◆ **WHAT IS EXPECTED**
Pick out each line of the records in which the word "b端磁极是" appears.

- - -

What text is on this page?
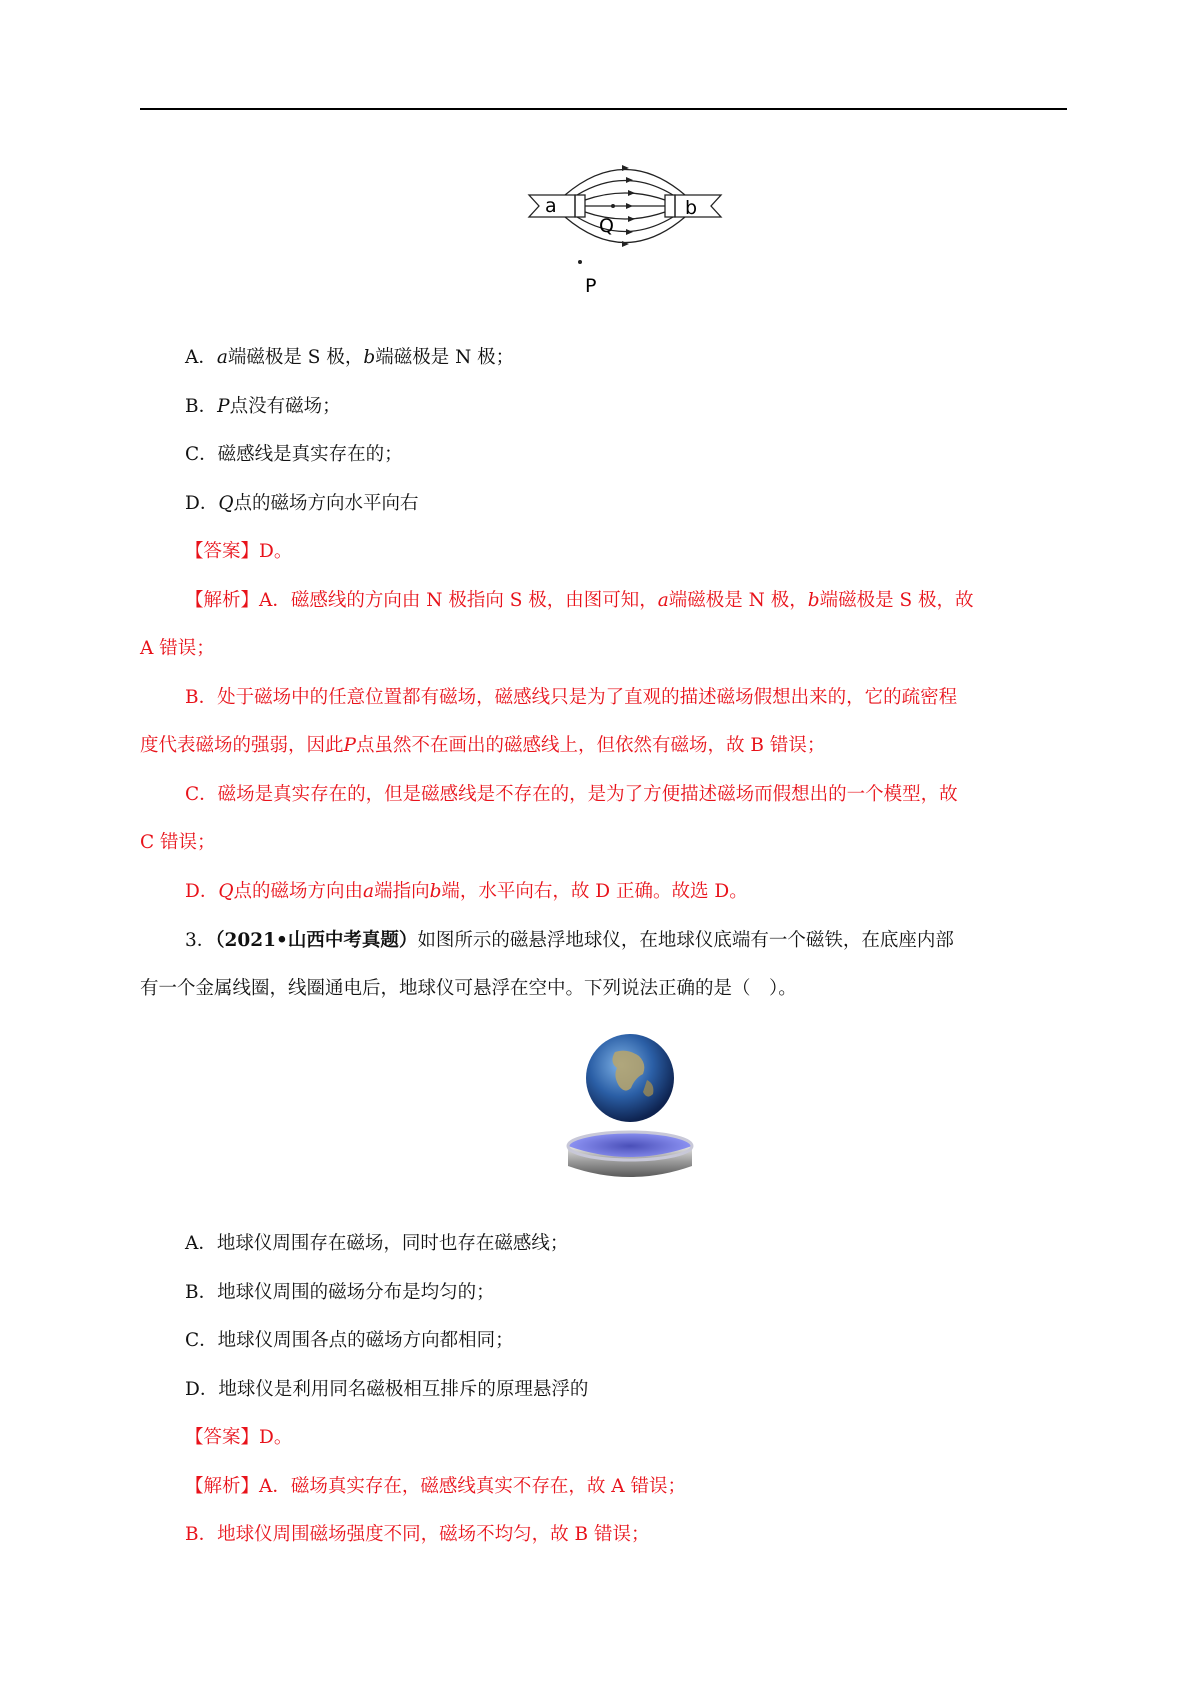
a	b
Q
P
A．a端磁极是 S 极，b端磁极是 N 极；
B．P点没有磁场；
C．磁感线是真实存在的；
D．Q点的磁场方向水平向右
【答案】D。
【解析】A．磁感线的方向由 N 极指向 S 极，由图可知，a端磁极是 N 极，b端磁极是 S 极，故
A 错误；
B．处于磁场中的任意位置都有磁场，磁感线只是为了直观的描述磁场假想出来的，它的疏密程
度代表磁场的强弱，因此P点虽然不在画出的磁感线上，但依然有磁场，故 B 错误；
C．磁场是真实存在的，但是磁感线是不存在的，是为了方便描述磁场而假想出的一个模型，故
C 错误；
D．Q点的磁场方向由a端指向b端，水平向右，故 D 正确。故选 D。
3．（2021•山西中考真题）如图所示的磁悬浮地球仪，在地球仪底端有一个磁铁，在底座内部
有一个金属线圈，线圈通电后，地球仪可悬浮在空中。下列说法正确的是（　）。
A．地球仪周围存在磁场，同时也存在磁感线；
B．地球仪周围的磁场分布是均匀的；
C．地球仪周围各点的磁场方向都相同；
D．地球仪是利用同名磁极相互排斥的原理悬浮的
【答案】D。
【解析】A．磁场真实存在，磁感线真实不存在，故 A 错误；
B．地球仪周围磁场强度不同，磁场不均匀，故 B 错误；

- - -

◆ **EXERCISE ANSWER**
A．a端磁极是 S 极，b端磁极是 N 极；
【解析】A．磁感线的方向由 N 极指向 S 极，由图可知，a端磁极是 N 极，b端磁极是 S 极，故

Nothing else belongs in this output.